[start]

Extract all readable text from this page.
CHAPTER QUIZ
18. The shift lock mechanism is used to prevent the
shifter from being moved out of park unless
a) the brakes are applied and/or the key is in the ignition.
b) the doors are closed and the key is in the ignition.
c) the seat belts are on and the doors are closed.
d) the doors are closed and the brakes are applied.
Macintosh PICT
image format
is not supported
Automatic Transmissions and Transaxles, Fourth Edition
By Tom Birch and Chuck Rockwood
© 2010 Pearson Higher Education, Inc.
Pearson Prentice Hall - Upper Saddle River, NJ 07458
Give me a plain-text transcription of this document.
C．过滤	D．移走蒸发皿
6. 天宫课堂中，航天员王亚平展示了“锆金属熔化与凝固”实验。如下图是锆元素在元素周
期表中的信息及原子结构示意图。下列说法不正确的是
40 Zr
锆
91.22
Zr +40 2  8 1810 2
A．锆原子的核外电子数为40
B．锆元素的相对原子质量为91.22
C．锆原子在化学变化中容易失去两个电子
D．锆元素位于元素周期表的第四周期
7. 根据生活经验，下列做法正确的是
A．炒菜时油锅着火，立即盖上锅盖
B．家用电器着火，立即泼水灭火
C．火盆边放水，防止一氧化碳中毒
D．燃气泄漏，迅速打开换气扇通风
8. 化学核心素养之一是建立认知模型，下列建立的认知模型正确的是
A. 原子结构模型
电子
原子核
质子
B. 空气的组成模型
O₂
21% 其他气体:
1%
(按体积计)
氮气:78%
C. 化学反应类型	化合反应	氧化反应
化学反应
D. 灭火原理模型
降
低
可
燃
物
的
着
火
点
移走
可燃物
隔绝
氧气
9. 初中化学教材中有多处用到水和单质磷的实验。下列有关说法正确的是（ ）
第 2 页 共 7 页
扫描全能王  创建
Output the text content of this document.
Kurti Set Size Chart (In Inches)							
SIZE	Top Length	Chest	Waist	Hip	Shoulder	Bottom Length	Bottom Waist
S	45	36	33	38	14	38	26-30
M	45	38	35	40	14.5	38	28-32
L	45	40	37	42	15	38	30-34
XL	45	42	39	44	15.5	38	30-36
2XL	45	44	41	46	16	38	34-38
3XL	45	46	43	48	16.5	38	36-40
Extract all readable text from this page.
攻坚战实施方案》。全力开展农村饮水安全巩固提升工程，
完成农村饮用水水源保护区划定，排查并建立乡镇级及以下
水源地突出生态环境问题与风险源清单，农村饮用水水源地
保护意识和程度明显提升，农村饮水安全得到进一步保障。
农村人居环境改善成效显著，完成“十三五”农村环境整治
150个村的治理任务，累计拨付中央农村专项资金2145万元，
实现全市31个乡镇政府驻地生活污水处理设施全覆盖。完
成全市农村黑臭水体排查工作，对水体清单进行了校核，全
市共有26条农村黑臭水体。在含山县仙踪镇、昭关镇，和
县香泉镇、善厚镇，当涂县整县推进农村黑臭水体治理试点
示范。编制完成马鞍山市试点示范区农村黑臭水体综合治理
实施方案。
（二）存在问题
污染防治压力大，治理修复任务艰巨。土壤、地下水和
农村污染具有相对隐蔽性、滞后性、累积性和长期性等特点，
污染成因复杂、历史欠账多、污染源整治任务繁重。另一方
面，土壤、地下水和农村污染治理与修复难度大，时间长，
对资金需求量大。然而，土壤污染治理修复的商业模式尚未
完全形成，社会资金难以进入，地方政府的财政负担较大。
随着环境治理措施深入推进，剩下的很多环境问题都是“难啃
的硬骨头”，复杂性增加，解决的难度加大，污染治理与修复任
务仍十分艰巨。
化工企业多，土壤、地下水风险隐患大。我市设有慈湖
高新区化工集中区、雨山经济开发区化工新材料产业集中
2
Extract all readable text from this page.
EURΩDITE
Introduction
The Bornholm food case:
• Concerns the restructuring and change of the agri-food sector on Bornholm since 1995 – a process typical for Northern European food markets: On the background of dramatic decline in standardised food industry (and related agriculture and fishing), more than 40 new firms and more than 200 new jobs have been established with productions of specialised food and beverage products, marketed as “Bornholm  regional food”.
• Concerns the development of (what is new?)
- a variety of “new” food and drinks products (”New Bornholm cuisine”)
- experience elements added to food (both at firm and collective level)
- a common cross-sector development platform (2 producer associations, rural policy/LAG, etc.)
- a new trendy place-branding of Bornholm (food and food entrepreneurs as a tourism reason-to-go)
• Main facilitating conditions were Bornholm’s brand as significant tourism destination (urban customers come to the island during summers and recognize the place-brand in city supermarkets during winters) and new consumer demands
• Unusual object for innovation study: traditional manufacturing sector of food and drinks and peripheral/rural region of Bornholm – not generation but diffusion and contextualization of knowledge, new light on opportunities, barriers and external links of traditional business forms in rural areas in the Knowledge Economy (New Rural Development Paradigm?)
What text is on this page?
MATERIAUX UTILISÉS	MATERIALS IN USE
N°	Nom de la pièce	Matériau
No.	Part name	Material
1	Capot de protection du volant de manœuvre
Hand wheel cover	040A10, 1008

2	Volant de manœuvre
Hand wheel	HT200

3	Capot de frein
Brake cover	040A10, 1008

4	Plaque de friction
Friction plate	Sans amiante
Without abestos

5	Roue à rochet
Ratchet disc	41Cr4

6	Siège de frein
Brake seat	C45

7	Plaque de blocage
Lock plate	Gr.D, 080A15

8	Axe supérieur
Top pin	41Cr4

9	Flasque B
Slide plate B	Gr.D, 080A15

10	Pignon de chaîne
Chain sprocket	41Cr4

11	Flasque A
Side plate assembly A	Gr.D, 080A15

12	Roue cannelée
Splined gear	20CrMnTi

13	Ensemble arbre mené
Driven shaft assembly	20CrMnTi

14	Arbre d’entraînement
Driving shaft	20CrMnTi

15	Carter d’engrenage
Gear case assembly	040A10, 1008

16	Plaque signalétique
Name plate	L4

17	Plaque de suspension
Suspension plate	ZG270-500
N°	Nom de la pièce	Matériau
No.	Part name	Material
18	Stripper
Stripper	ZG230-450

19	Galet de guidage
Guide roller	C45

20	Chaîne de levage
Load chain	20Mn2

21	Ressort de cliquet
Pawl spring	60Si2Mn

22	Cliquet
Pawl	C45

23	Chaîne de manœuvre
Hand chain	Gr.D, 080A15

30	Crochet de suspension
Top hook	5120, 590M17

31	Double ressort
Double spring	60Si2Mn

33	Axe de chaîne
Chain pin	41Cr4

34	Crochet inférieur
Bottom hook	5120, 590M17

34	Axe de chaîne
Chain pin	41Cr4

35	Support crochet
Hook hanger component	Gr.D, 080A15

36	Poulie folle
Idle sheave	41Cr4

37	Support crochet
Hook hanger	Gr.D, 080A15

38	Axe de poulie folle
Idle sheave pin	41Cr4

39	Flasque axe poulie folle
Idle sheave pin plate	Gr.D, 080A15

[end]

Task to complete - Pull out each line holding the string "plate".

Completed task -
Friction plate	Sans amiante
Lock plate	Gr.D, 080A15
Slide plate B	Gr.D, 080A15
Side plate assembly A	Gr.D, 080A15
Name plate	L4
Suspension plate	ZG270-500
Idle sheave pin plate	Gr.D, 080A15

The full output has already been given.